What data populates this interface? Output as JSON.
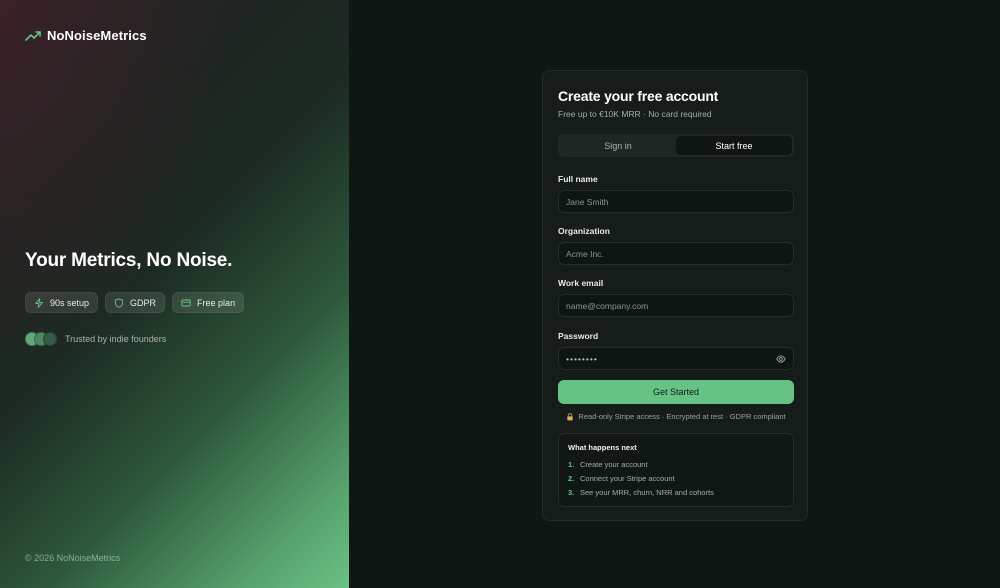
{
  "brand": {
    "name": "NoNoiseMetrics",
    "accent": "#66c383"
  },
  "hero": {
    "headline": "Your Metrics, No Noise.",
    "pills": [
      {
        "icon": "bolt-icon",
        "label": "90s setup"
      },
      {
        "icon": "shield-icon",
        "label": "GDPR"
      },
      {
        "icon": "credit-card-icon",
        "label": "Free plan"
      }
    ],
    "trusted": "Trusted by indie founders",
    "copyright": "© 2026 NoNoiseMetrics"
  },
  "card": {
    "title": "Create your free account",
    "subtitle": "Free up to €10K MRR · No card required",
    "tabs": [
      {
        "label": "Sign in",
        "active": false
      },
      {
        "label": "Start free",
        "active": true
      }
    ],
    "fields": {
      "full_name": {
        "label": "Full name",
        "placeholder": "Jane Smith",
        "value": ""
      },
      "organization": {
        "label": "Organization",
        "placeholder": "Acme Inc.",
        "value": ""
      },
      "email": {
        "label": "Work email",
        "placeholder": "name@company.com",
        "value": ""
      },
      "password": {
        "label": "Password",
        "value": "••••••••"
      }
    },
    "cta": "Get Started",
    "secure_note": "Read-only Stripe access · Encrypted at rest · GDPR compliant",
    "next": {
      "title": "What happens next",
      "steps": [
        {
          "num": "1.",
          "text": "Create your account"
        },
        {
          "num": "2.",
          "text": "Connect your Stripe account"
        },
        {
          "num": "3.",
          "text": "See your MRR, churn, NRR and cohorts"
        }
      ]
    }
  }
}
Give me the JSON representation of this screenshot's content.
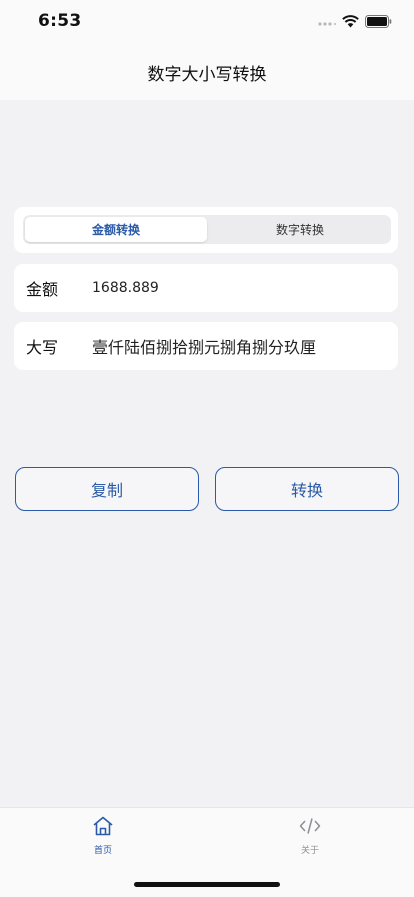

* [Instruction]
Give every line above again exactly, with no pictures.

* [Answer to this task]
What data populates this interface? Output as JSON.
{
  "brand": {
    "name": "NoNoiseMetrics",
    "accent": "#66c383"
  },
  "hero": {
    "headline": "Your Metrics, No Noise.",
    "pills": [
      {
        "icon": "bolt-icon",
        "label": "90s setup"
      },
      {
        "icon": "shield-icon",
        "label": "GDPR"
      },
      {
        "icon": "credit-card-icon",
        "label": "Free plan"
      }
    ],
    "trusted": "Trusted by indie founders",
    "copyright": "© 2026 NoNoiseMetrics"
  },
  "card": {
    "title": "Create your free account",
    "subtitle": "Free up to €10K MRR · No card required",
    "tabs": [
      {
        "label": "Sign in",
        "active": false
      },
      {
        "label": "Start free",
        "active": true
      }
    ],
    "fields": {
      "full_name": {
        "label": "Full name",
        "placeholder": "Jane Smith",
        "value": ""
      },
      "organization": {
        "label": "Organization",
        "placeholder": "Acme Inc.",
        "value": ""
      },
      "email": {
        "label": "Work email",
        "placeholder": "name@company.com",
        "value": ""
      },
      "password": {
        "label": "Password",
        "value": "••••••••"
      }
    },
    "cta": "Get Started",
    "secure_note": "Read-only Stripe access · Encrypted at rest · GDPR compliant",
    "next": {
      "title": "What happens next",
      "steps": [
        {
          "num": "1.",
          "text": "Create your account"
        },
        {
          "num": "2.",
          "text": "Connect your Stripe account"
        },
        {
          "num": "3.",
          "text": "See your MRR, churn, NRR and cohorts"
        }
      ]
    }
  }
}
Give me the JSON representation of this screenshot's content.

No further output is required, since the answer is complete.